__WRITTEN INSTRUCTION__
Present each line of the entries below that holds the word "temporary".

(A block of data)
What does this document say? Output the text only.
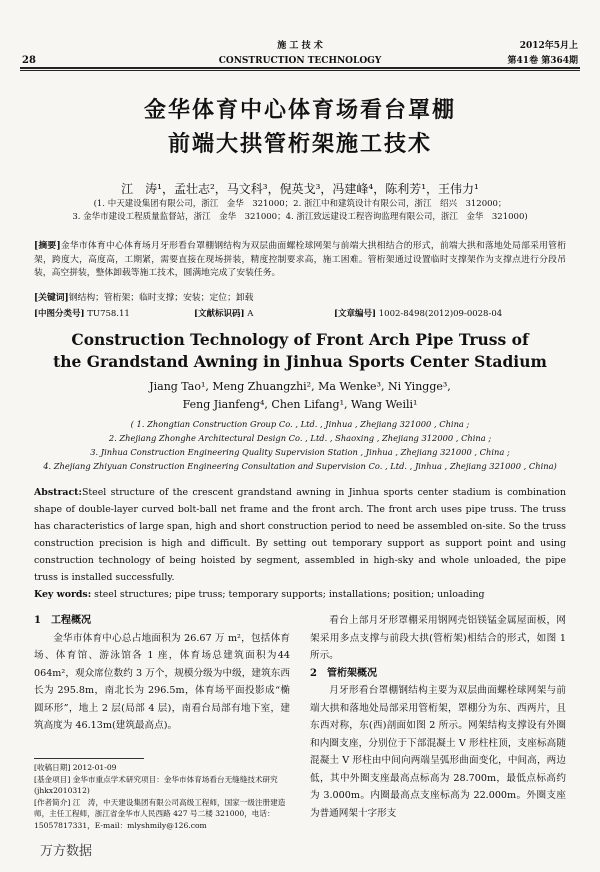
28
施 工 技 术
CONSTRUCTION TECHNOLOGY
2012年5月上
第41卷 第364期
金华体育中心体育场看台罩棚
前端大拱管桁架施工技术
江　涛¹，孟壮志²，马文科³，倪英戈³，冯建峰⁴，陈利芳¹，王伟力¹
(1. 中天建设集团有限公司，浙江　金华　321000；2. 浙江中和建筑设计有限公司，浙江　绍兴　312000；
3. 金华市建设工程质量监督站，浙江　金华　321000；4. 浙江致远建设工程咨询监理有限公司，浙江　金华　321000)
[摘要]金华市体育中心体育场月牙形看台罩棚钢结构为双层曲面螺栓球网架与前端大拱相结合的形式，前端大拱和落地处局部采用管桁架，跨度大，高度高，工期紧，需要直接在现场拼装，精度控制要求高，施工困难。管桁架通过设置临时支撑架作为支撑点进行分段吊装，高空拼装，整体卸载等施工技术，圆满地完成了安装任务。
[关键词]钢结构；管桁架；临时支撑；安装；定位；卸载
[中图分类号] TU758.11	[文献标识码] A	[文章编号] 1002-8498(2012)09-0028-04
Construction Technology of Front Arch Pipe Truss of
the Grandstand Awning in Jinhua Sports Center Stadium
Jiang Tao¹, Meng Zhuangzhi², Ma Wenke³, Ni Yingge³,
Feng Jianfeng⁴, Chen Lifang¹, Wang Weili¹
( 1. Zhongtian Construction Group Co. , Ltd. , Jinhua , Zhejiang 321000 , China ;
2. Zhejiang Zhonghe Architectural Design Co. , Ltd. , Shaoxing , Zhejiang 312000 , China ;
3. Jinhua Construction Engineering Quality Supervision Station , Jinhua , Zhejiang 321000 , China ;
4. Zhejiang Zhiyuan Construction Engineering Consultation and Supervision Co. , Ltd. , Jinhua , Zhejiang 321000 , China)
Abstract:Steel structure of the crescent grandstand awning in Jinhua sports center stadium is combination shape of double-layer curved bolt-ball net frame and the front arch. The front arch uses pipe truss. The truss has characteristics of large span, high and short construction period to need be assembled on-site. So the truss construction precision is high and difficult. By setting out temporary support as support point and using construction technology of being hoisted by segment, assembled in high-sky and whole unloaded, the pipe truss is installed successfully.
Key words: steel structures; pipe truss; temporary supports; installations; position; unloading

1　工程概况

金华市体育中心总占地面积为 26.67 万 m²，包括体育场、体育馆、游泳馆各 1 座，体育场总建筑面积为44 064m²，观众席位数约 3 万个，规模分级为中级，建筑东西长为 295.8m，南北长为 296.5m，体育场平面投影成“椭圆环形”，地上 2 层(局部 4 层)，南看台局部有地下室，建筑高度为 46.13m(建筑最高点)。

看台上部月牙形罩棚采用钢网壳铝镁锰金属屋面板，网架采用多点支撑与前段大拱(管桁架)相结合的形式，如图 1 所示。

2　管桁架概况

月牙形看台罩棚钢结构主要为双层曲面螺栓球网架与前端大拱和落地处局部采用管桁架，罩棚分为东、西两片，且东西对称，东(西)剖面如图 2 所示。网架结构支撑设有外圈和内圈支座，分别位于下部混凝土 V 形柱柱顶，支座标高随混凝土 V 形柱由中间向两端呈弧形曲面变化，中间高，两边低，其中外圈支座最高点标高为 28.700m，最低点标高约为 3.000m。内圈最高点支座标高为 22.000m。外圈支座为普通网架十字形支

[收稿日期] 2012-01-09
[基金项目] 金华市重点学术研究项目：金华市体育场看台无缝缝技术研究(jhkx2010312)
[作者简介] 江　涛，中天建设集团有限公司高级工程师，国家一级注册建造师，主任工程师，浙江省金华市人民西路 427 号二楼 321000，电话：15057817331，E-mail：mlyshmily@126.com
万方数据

==

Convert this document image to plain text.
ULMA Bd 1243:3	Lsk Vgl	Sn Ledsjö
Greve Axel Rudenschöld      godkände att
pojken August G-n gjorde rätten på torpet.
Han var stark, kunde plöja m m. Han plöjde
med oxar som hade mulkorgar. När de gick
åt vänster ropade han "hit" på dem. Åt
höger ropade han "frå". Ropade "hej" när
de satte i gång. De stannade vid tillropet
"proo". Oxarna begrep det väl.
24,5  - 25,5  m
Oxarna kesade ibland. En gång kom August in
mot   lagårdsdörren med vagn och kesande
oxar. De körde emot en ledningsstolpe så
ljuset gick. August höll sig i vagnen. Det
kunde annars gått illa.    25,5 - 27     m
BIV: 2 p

__ANSWER TO THIS TASK__
Abstract:Steel structure of the crescent grandstand awning in Jinhua sports center stadium is combination shape of double-layer curved bolt-ball net frame and the front arch. The front arch uses pipe truss. The truss has characteristics of large span, high and short construction period to need be assembled on-site. So the truss construction precision is high and difficult. By setting out temporary support as support point and using construction technology of being hoisted by segment, assembled in high-sky and whole unloaded, the pipe truss is installed successfully.
Key words: steel structures; pipe truss; temporary supports; installations; position; unloading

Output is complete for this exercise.